WRITTEN EXERCISE: Search the records below for the word "работы" and show every line where it occurs.

— start PROVIDED RECORDS —

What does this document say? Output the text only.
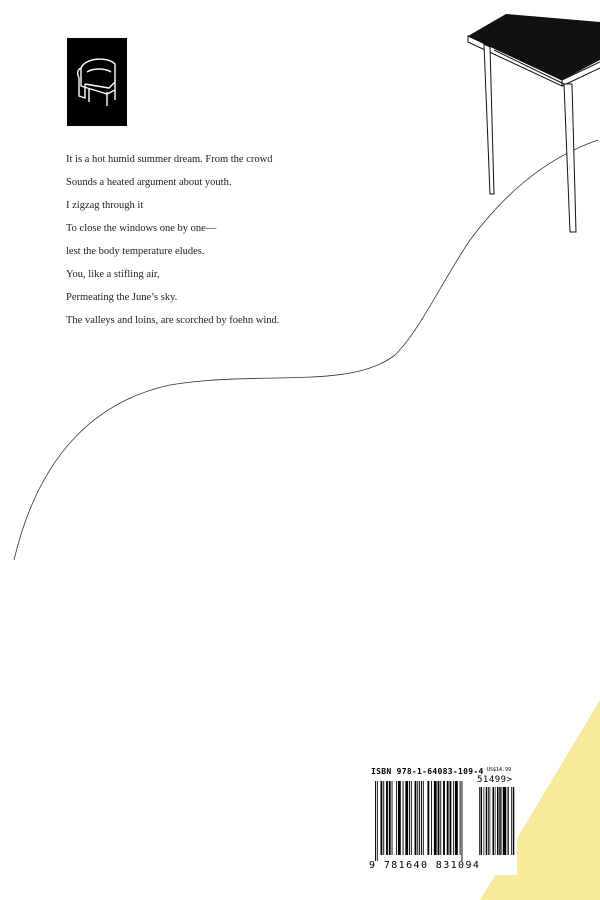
It is a hot humid summer dream. From the crowd
Sounds a heated argument about youth.
I zigzag through it
To close the windows one by one—
lest the body temperature eludes.
You, like a stifling air,
Permeating the June’s sky.
The valleys and loins, are scorched by foehn wind.
ISBN 978-1-64083-109-4 US$14.99
51499>
9 781640 831094
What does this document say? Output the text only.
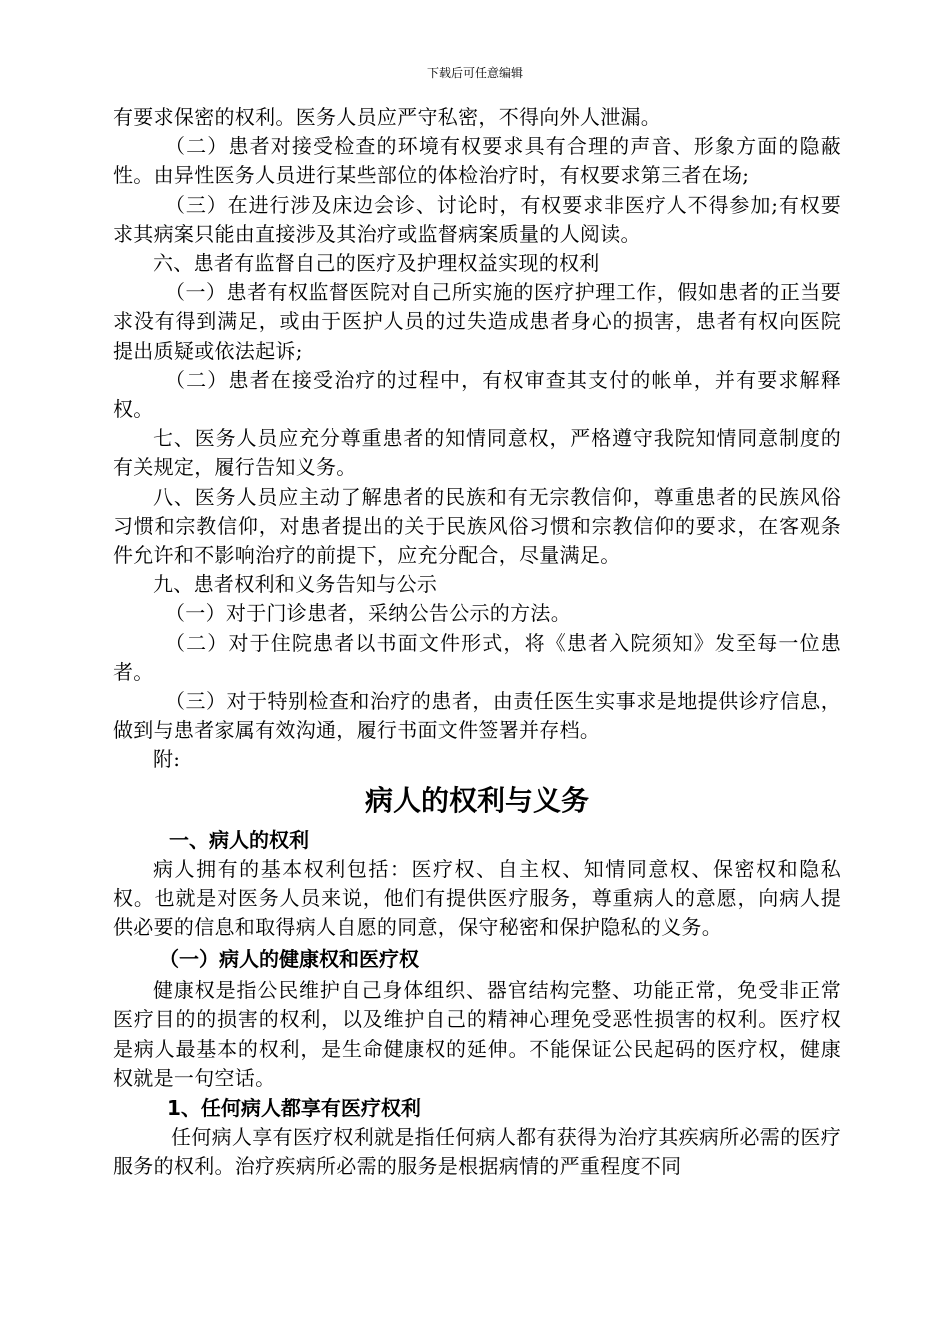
下载后可任意编辑

有要求保密的权利。医务人员应严守私密，不得向外人泄漏。

（二）患者对接受检查的环境有权要求具有合理的声音、形象方面的隐蔽性。由异性医务人员进行某些部位的体检治疗时，有权要求第三者在场;

（三）在进行涉及床边会诊、讨论时，有权要求非医疗人不得参加;有权要求其病案只能由直接涉及其治疗或监督病案质量的人阅读。

六、患者有监督自己的医疗及护理权益实现的权利

（一）患者有权监督医院对自己所实施的医疗护理工作，假如患者的正当要求没有得到满足，或由于医护人员的过失造成患者身心的损害，患者有权向医院提出质疑或依法起诉;

（二）患者在接受治疗的过程中，有权审查其支付的帐单，并有要求解释权。

七、医务人员应充分尊重患者的知情同意权，严格遵守我院知情同意制度的有关规定，履行告知义务。

八、医务人员应主动了解患者的民族和有无宗教信仰，尊重患者的民族风俗习惯和宗教信仰，对患者提出的关于民族风俗习惯和宗教信仰的要求，在客观条件允许和不影响治疗的前提下，应充分配合，尽量满足。

九、患者权利和义务告知与公示

（一）对于门诊患者，采纳公告公示的方法。

（二）对于住院患者以书面文件形式，将《患者入院须知》发至每一位患者。

（三）对于特别检查和治疗的患者，由责任医生实事求是地提供诊疗信息，做到与患者家属有效沟通，履行书面文件签署并存档。

附:

病人的权利与义务
一、病人的权利

病人拥有的基本权利包括：医疗权、自主权、知情同意权、保密权和隐私权。也就是对医务人员来说，他们有提供医疗服务，尊重病人的意愿，向病人提供必要的信息和取得病人自愿的同意，保守秘密和保护隐私的义务。

（一）病人的健康权和医疗权

健康权是指公民维护自己身体组织、器官结构完整、功能正常，免受非正常医疗目的的损害的权利，以及维护自己的精神心理免受恶性损害的权利。医疗权是病人最基本的权利，是生命健康权的延伸。不能保证公民起码的医疗权，健康权就是一句空话。

1、任何病人都享有医疗权利

任何病人享有医疗权利就是指任何病人都有获得为治疗其疾病所必需的医疗服务的权利。治疗疾病所必需的服务是根据病情的严重程度不同
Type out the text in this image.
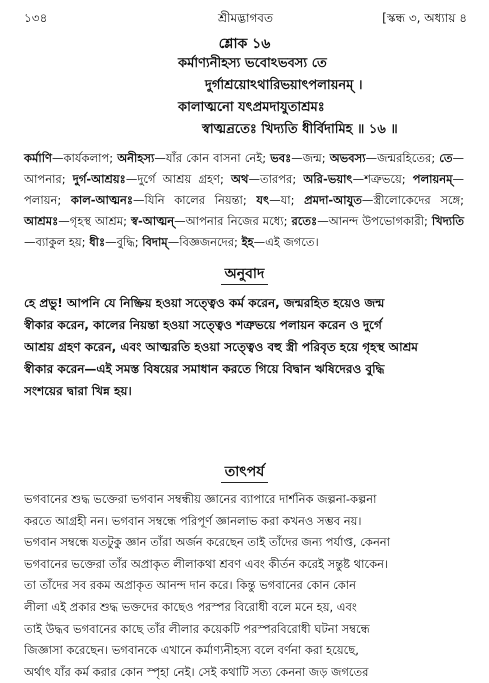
১৩৪	শ্রীমদ্ভাগবত	[স্কন্ধ ৩, অধ্যায় ৪
শ্লোক ১৬
কর্মাণ্যনীহস্য ভবোঽভবস্য তে
দুর্গাশ্রয়োঽথারিভয়াৎপলায়নম্ ।
কালাত্মনো যৎপ্রমদাযুতাশ্রমঃ
স্বাত্মন্রতেঃ খিদ্যতি ধীর্বিদামিহ ॥ ১৬ ॥
কর্মাণি—কার্যকলাপ; অনীহস্য—যাঁর কোন বাসনা নেই; ভবঃ—জন্ম; অভবস্য—জন্মরহিতের; তে—আপনার; দুর্গ-আশ্রয়ঃ—দুর্গে আশ্রয় গ্রহণ; অথ—তারপর; অরি-ভয়াৎ—শত্রুভয়ে; পলায়নম্—পলায়ন; কাল-আত্মনঃ—যিনি কালের নিয়ন্তা; যৎ—যা; প্রমদা-আযুত—স্ত্রীলোকেদের সঙ্গে; আশ্রমঃ—গৃহস্থ আশ্রম; স্ব-আত্মন্—আপনার নিজের মধ্যে; রতেঃ—আনন্দ উপভোগকারী; খিদ্যতি—ব্যাকুল হয়; ধীঃ—বুদ্ধি; বিদাম্—বিজ্ঞজনদের; ইহ—এই জগতে।
অনুবাদ
হে প্রভু! আপনি যে নিষ্ক্রিয় হওয়া সত্ত্বেও কর্ম করেন, জন্মরহিত হয়েও জন্ম
স্বীকার করেন, কালের নিয়ন্তা হওয়া সত্ত্বেও শত্রুভয়ে পলায়ন করেন ও দুর্গে
আশ্রয় গ্রহণ করেন, এবং আত্মরতি হওয়া সত্ত্বেও বহু স্ত্রী পরিবৃত হয়ে গৃহস্থ আশ্রম
স্বীকার করেন—এই সমস্ত বিষয়ের সমাধান করতে গিয়ে বিদ্বান ঋষিদেরও বুদ্ধি
সংশয়ের দ্বারা খিন্ন হয়।
তাৎপর্য
ভগবানের শুদ্ধ ভক্তেরা ভগবান সম্বন্ধীয় জ্ঞানের ব্যাপারে দার্শনিক জল্পনা-কল্পনা
করতে আগ্রহী নন। ভগবান সম্বন্ধে পরিপূর্ণ জ্ঞানলাভ করা কখনও সম্ভব নয়।
ভগবান সম্বন্ধে যতটুকু জ্ঞান তাঁরা অর্জন করেছেন তাই তাঁদের জন্য পর্যাপ্ত, কেননা
ভগবানের ভক্তেরা তাঁর অপ্রাকৃত লীলাকথা শ্রবণ এবং কীর্তন করেই সন্তুষ্ট থাকেন।
তা তাঁদের সব রকম অপ্রাকৃত আনন্দ দান করে। কিন্তু ভগবানের কোন কোন
লীলা এই প্রকার শুদ্ধ ভক্তদের কাছেও পরস্পর বিরোধী বলে মনে হয়, এবং
তাই উদ্ধব ভগবানের কাছে তাঁর লীলার কয়েকটি পরস্পরবিরোধী ঘটনা সম্বন্ধে
জিজ্ঞাসা করেছেন। ভগবানকে এখানে কর্মাণ্যনীহস্য বলে বর্ণনা করা হয়েছে,
অর্থাৎ যাঁর কর্ম করার কোন স্পৃহা নেই। সেই কথাটি সত্য কেননা জড় জগতের
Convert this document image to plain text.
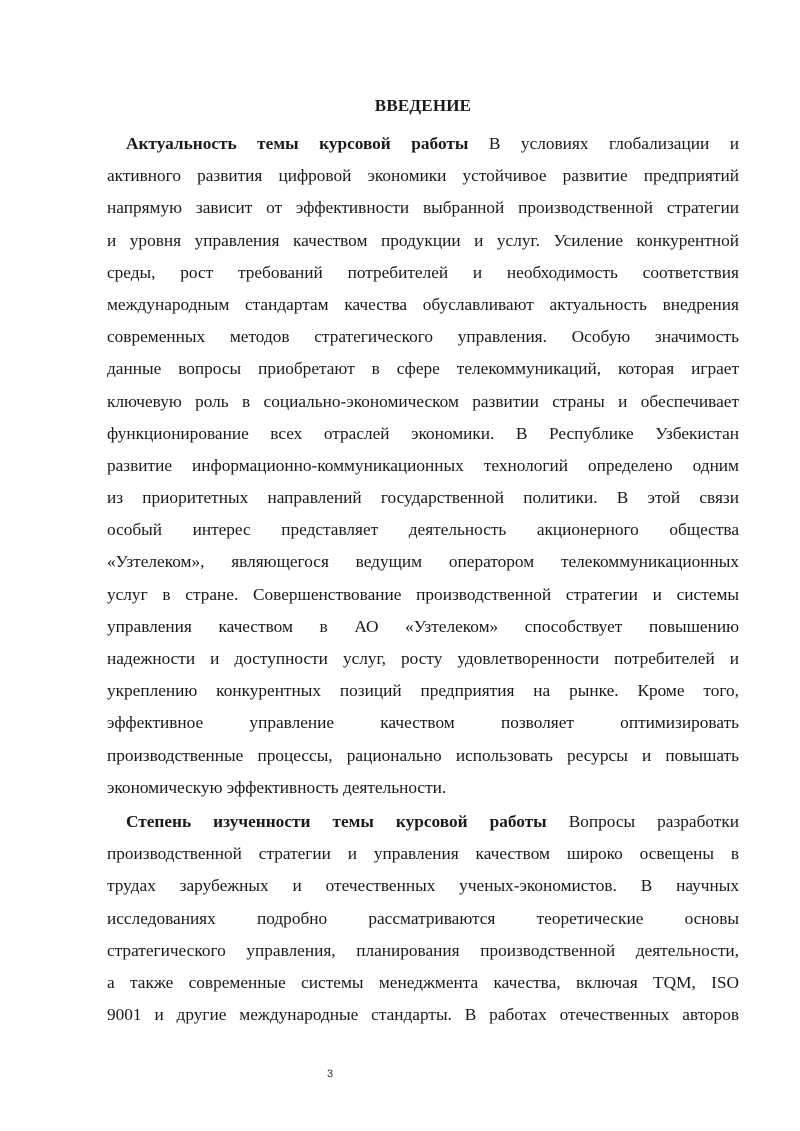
ВВЕДЕНИЕ
Актуальность темы курсовой работы В условиях глобализации и
активного развития цифровой экономики устойчивое развитие предприятий
напрямую зависит от эффективности выбранной производственной стратегии
и уровня управления качеством продукции и услуг. Усиление конкурентной
среды, рост требований потребителей и необходимость соответствия
международным стандартам качества обуславливают актуальность внедрения
современных методов стратегического управления. Особую значимость
данные вопросы приобретают в сфере телекоммуникаций, которая играет
ключевую роль в социально-экономическом развитии страны и обеспечивает
функционирование всех отраслей экономики. В Республике Узбекистан
развитие информационно-коммуникационных технологий определено одним
из приоритетных направлений государственной политики. В этой связи
особый интерес представляет деятельность акционерного общества
«Узтелеком», являющегося ведущим оператором телекоммуникационных
услуг в стране. Совершенствование производственной стратегии и системы
управления качеством в АО «Узтелеком» способствует повышению
надежности и доступности услуг, росту удовлетворенности потребителей и
укреплению конкурентных позиций предприятия на рынке. Кроме того,
эффективное управление качеством позволяет оптимизировать
производственные процессы, рационально использовать ресурсы и повышать
экономическую эффективность деятельности.
Степень изученности темы курсовой работы Вопросы разработки
производственной стратегии и управления качеством широко освещены в
трудах зарубежных и отечественных ученых-экономистов. В научных
исследованиях подробно рассматриваются теоретические основы
стратегического управления, планирования производственной деятельности,
а также современные системы менеджмента качества, включая TQM, ISO
9001 и другие международные стандарты. В работах отечественных авторов
3
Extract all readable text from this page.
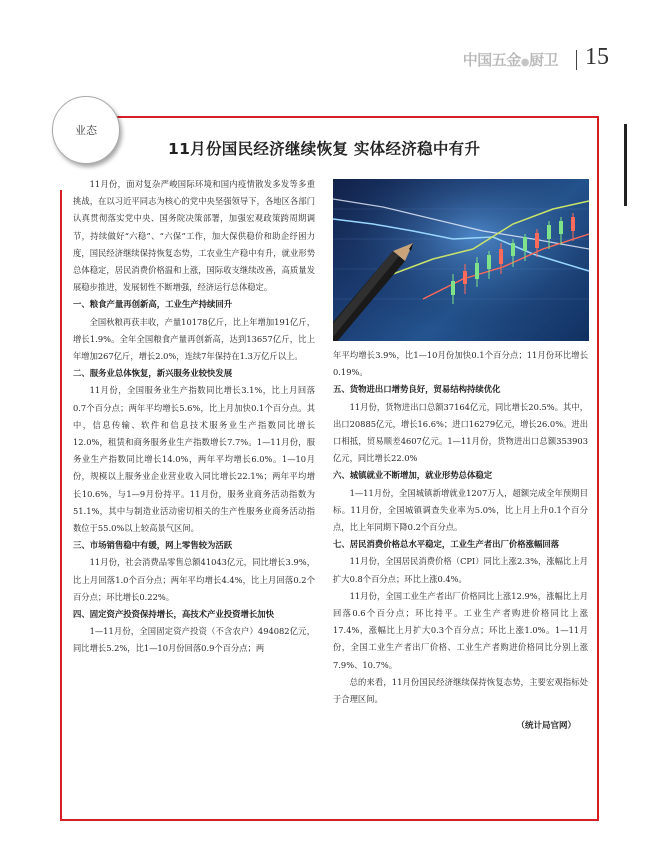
中国五金●厨卫 15
业态
11月份国民经济继续恢复 实体经济稳中有升

11月份，面对复杂严峻国际环境和国内疫情散发多发等多重挑战，在以习近平同志为核心的党中央坚强领导下，各地区各部门认真贯彻落实党中央、国务院决策部署，加强宏观政策跨周期调节，持续做好“六稳”、“六保”工作，加大保供稳价和助企纾困力度，国民经济继续保持恢复态势，工农业生产稳中有升，就业形势总体稳定，居民消费价格温和上涨，国际收支继续改善，高质量发展稳步推进，发展韧性不断增强，经济运行总体稳定。

一、粮食产量再创新高，工业生产持续回升

全国秋粮再获丰收，产量10178亿斤，比上年增加191亿斤，增长1.9%。全年全国粮食产量再创新高，达到13657亿斤，比上年增加267亿斤，增长2.0%，连续7年保持在1.3万亿斤以上。

二、服务业总体恢复，新兴服务业较快发展

11月份，全国服务业生产指数同比增长3.1%，比上月回落0.7个百分点；两年平均增长5.6%，比上月加快0.1个百分点。其中，信息传输、软件和信息技术服务业生产指数同比增长12.0%，租赁和商务服务业生产指数增长7.7%。1—11月份，服务业生产指数同比增长14.0%，两年平均增长6.0%。1—10月份，规模以上服务业企业营业收入同比增长22.1%；两年平均增长10.6%，与1—9月份持平。11月份，服务业商务活动指数为51.1%，其中与制造业活动密切相关的生产性服务业商务活动指数位于55.0%以上较高景气区间。

三、市场销售稳中有缓，网上零售较为活跃

11月份，社会消费品零售总额41043亿元，同比增长3.9%，比上月回落1.0个百分点；两年平均增长4.4%，比上月回落0.2个百分点；环比增长0.22%。

四、固定资产投资保持增长，高技术产业投资增长加快

1—11月份，全国固定资产投资（不含农户）494082亿元，同比增长5.2%，比1—10月份回落0.9个百分点；两

年平均增长3.9%，比1—10月份加快0.1个百分点；11月份环比增长0.19%。

五、货物进出口增势良好，贸易结构持续优化

11月份，货物进出口总额37164亿元，同比增长20.5%。其中，出口20885亿元，增长16.6%；进口16279亿元，增长26.0%。进出口相抵，贸易顺差4607亿元。1—11月份，货物进出口总额353903亿元，同比增长22.0%

六、城镇就业不断增加，就业形势总体稳定

1—11月份，全国城镇新增就业1207万人，超额完成全年预期目标。11月份，全国城镇调查失业率为5.0%，比上月上升0.1个百分点，比上年同期下降0.2个百分点。

七、居民消费价格总水平稳定，工业生产者出厂价格涨幅回落

11月份，全国居民消费价格（CPI）同比上涨2.3%，涨幅比上月扩大0.8个百分点；环比上涨0.4%。

11月份，全国工业生产者出厂价格同比上涨12.9%，涨幅比上月回落0.6个百分点；环比持平。工业生产者购进价格同比上涨17.4%，涨幅比上月扩大0.3个百分点；环比上涨1.0%。1—11月份，全国工业生产者出厂价格、工业生产者购进价格同比分别上涨7.9%、10.7%。

总的来看，11月份国民经济继续保持恢复态势，主要宏观指标处于合理区间。

（统计局官网）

— end PROVIDED RECORDS —

THE ANSWER:
Актуальность темы курсовой работы В условиях глобализации и
Степень изученности темы курсовой работы Вопросы разработки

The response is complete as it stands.